◆ Extracted records
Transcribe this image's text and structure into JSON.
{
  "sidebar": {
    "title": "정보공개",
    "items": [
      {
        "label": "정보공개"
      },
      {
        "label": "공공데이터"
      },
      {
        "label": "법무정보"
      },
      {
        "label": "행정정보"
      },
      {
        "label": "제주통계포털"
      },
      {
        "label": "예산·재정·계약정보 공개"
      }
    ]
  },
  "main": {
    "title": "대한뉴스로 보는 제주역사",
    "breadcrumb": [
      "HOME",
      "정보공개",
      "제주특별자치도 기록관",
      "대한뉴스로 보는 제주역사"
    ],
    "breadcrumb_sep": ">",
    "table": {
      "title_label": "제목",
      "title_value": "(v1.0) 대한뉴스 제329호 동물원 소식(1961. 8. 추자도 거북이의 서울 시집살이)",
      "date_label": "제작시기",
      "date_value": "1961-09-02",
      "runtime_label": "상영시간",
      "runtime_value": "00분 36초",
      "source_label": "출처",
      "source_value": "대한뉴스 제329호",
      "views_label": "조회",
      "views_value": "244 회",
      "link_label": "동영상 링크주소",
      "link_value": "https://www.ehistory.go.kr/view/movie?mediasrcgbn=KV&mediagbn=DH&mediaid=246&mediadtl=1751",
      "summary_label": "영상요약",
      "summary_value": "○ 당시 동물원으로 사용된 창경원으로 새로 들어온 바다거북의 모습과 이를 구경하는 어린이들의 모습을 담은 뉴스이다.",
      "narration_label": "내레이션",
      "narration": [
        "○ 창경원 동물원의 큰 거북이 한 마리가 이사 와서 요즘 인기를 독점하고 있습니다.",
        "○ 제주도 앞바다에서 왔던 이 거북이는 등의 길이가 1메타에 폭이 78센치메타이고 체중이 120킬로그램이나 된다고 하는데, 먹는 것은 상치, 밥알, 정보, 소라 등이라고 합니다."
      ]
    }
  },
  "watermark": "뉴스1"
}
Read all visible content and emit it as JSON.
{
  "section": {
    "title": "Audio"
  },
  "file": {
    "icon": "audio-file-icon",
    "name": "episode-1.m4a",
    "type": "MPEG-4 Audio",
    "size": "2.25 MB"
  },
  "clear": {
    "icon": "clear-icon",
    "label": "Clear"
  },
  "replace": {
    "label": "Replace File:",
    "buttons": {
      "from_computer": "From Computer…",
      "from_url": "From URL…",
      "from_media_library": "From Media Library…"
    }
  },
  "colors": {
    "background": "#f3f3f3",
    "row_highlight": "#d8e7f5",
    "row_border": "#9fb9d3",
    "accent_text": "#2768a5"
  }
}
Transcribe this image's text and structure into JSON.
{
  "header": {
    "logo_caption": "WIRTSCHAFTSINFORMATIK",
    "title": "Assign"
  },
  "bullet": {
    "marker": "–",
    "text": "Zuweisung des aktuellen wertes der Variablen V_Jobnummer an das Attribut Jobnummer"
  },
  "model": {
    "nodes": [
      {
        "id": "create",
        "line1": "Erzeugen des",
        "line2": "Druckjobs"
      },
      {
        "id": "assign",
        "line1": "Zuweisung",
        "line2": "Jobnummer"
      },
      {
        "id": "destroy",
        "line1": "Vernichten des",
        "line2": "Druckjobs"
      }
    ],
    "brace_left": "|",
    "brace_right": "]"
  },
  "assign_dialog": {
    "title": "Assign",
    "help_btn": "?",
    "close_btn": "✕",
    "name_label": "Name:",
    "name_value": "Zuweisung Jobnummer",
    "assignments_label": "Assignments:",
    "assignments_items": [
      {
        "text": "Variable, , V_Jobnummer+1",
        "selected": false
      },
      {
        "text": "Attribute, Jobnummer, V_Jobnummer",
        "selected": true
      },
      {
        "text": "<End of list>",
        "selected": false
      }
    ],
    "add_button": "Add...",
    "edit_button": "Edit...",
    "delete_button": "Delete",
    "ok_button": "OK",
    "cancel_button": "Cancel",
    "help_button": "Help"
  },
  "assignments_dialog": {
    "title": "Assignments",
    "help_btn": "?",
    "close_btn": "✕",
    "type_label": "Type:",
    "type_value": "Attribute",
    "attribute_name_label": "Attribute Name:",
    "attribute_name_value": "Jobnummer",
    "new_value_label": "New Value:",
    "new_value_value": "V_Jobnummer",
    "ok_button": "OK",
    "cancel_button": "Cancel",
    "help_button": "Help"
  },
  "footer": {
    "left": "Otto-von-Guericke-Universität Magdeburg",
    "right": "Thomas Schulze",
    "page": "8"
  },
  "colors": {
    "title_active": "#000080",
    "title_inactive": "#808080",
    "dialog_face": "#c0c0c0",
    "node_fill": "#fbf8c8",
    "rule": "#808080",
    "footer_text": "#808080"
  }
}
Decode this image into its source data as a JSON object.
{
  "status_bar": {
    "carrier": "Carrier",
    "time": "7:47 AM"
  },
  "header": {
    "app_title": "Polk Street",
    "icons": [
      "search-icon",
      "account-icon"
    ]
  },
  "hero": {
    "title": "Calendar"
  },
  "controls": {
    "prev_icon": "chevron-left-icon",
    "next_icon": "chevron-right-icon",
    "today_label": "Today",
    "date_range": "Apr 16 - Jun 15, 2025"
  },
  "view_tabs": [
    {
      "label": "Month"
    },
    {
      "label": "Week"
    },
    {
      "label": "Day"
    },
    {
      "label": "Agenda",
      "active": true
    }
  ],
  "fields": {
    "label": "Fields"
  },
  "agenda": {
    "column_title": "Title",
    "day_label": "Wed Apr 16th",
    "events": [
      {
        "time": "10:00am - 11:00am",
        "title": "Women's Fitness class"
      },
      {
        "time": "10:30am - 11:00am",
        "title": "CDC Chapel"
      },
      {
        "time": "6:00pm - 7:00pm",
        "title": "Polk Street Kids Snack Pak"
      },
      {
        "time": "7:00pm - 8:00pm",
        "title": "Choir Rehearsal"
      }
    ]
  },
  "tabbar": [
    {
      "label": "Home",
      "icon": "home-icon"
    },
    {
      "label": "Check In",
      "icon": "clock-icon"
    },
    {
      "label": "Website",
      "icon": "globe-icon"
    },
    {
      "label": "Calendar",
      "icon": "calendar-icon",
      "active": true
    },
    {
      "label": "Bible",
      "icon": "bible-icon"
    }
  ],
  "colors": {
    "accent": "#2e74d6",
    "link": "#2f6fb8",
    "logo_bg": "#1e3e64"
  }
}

◆ Task to complete
Reproduce the data in full, exactly as presented.

◆ Exercise output
Transcribe this image's text and structure into JSON.
{
  "sidebar": {
    "title": "정보공개",
    "items": [
      {
        "label": "정보공개"
      },
      {
        "label": "공공데이터"
      },
      {
        "label": "법무정보"
      },
      {
        "label": "행정정보"
      },
      {
        "label": "제주통계포털"
      },
      {
        "label": "예산·재정·계약정보 공개"
      }
    ]
  },
  "main": {
    "title": "대한뉴스로 보는 제주역사",
    "breadcrumb": [
      "HOME",
      "정보공개",
      "제주특별자치도 기록관",
      "대한뉴스로 보는 제주역사"
    ],
    "breadcrumb_sep": ">",
    "table": {
      "title_label": "제목",
      "title_value": "(v1.0) 대한뉴스 제329호 동물원 소식(1961. 8. 추자도 거북이의 서울 시집살이)",
      "date_label": "제작시기",
      "date_value": "1961-09-02",
      "runtime_label": "상영시간",
      "runtime_value": "00분 36초",
      "source_label": "출처",
      "source_value": "대한뉴스 제329호",
      "views_label": "조회",
      "views_value": "244 회",
      "link_label": "동영상 링크주소",
      "link_value": "https://www.ehistory.go.kr/view/movie?mediasrcgbn=KV&mediagbn=DH&mediaid=246&mediadtl=1751",
      "summary_label": "영상요약",
      "summary_value": "○ 당시 동물원으로 사용된 창경원으로 새로 들어온 바다거북의 모습과 이를 구경하는 어린이들의 모습을 담은 뉴스이다.",
      "narration_label": "내레이션",
      "narration": [
        "○ 창경원 동물원의 큰 거북이 한 마리가 이사 와서 요즘 인기를 독점하고 있습니다.",
        "○ 제주도 앞바다에서 왔던 이 거북이는 등의 길이가 1메타에 폭이 78센치메타이고 체중이 120킬로그램이나 된다고 하는데, 먹는 것은 상치, 밥알, 정보, 소라 등이라고 합니다."
      ]
    }
  },
  "watermark": "뉴스1"
}
Read all visible content and emit it as JSON.
{
  "section": {
    "title": "Audio"
  },
  "file": {
    "icon": "audio-file-icon",
    "name": "episode-1.m4a",
    "type": "MPEG-4 Audio",
    "size": "2.25 MB"
  },
  "clear": {
    "icon": "clear-icon",
    "label": "Clear"
  },
  "replace": {
    "label": "Replace File:",
    "buttons": {
      "from_computer": "From Computer…",
      "from_url": "From URL…",
      "from_media_library": "From Media Library…"
    }
  },
  "colors": {
    "background": "#f3f3f3",
    "row_highlight": "#d8e7f5",
    "row_border": "#9fb9d3",
    "accent_text": "#2768a5"
  }
}
Transcribe this image's text and structure into JSON.
{
  "header": {
    "logo_caption": "WIRTSCHAFTSINFORMATIK",
    "title": "Assign"
  },
  "bullet": {
    "marker": "–",
    "text": "Zuweisung des aktuellen wertes der Variablen V_Jobnummer an das Attribut Jobnummer"
  },
  "model": {
    "nodes": [
      {
        "id": "create",
        "line1": "Erzeugen des",
        "line2": "Druckjobs"
      },
      {
        "id": "assign",
        "line1": "Zuweisung",
        "line2": "Jobnummer"
      },
      {
        "id": "destroy",
        "line1": "Vernichten des",
        "line2": "Druckjobs"
      }
    ],
    "brace_left": "|",
    "brace_right": "]"
  },
  "assign_dialog": {
    "title": "Assign",
    "help_btn": "?",
    "close_btn": "✕",
    "name_label": "Name:",
    "name_value": "Zuweisung Jobnummer",
    "assignments_label": "Assignments:",
    "assignments_items": [
      {
        "text": "Variable, , V_Jobnummer+1",
        "selected": false
      },
      {
        "text": "Attribute, Jobnummer, V_Jobnummer",
        "selected": true
      },
      {
        "text": "<End of list>",
        "selected": false
      }
    ],
    "add_button": "Add...",
    "edit_button": "Edit...",
    "delete_button": "Delete",
    "ok_button": "OK",
    "cancel_button": "Cancel",
    "help_button": "Help"
  },
  "assignments_dialog": {
    "title": "Assignments",
    "help_btn": "?",
    "close_btn": "✕",
    "type_label": "Type:",
    "type_value": "Attribute",
    "attribute_name_label": "Attribute Name:",
    "attribute_name_value": "Jobnummer",
    "new_value_label": "New Value:",
    "new_value_value": "V_Jobnummer",
    "ok_button": "OK",
    "cancel_button": "Cancel",
    "help_button": "Help"
  },
  "footer": {
    "left": "Otto-von-Guericke-Universität Magdeburg",
    "right": "Thomas Schulze",
    "page": "8"
  },
  "colors": {
    "title_active": "#000080",
    "title_inactive": "#808080",
    "dialog_face": "#c0c0c0",
    "node_fill": "#fbf8c8",
    "rule": "#808080",
    "footer_text": "#808080"
  }
}
Decode this image into its source data as a JSON object.
{
  "status_bar": {
    "carrier": "Carrier",
    "time": "7:47 AM"
  },
  "header": {
    "app_title": "Polk Street",
    "icons": [
      "search-icon",
      "account-icon"
    ]
  },
  "hero": {
    "title": "Calendar"
  },
  "controls": {
    "prev_icon": "chevron-left-icon",
    "next_icon": "chevron-right-icon",
    "today_label": "Today",
    "date_range": "Apr 16 - Jun 15, 2025"
  },
  "view_tabs": [
    {
      "label": "Month"
    },
    {
      "label": "Week"
    },
    {
      "label": "Day"
    },
    {
      "label": "Agenda",
      "active": true
    }
  ],
  "fields": {
    "label": "Fields"
  },
  "agenda": {
    "column_title": "Title",
    "day_label": "Wed Apr 16th",
    "events": [
      {
        "time": "10:00am - 11:00am",
        "title": "Women's Fitness class"
      },
      {
        "time": "10:30am - 11:00am",
        "title": "CDC Chapel"
      },
      {
        "time": "6:00pm - 7:00pm",
        "title": "Polk Street Kids Snack Pak"
      },
      {
        "time": "7:00pm - 8:00pm",
        "title": "Choir Rehearsal"
      }
    ]
  },
  "tabbar": [
    {
      "label": "Home",
      "icon": "home-icon"
    },
    {
      "label": "Check In",
      "icon": "clock-icon"
    },
    {
      "label": "Website",
      "icon": "globe-icon"
    },
    {
      "label": "Calendar",
      "icon": "calendar-icon",
      "active": true
    },
    {
      "label": "Bible",
      "icon": "bible-icon"
    }
  ],
  "colors": {
    "accent": "#2e74d6",
    "link": "#2f6fb8",
    "logo_bg": "#1e3e64"
  }
}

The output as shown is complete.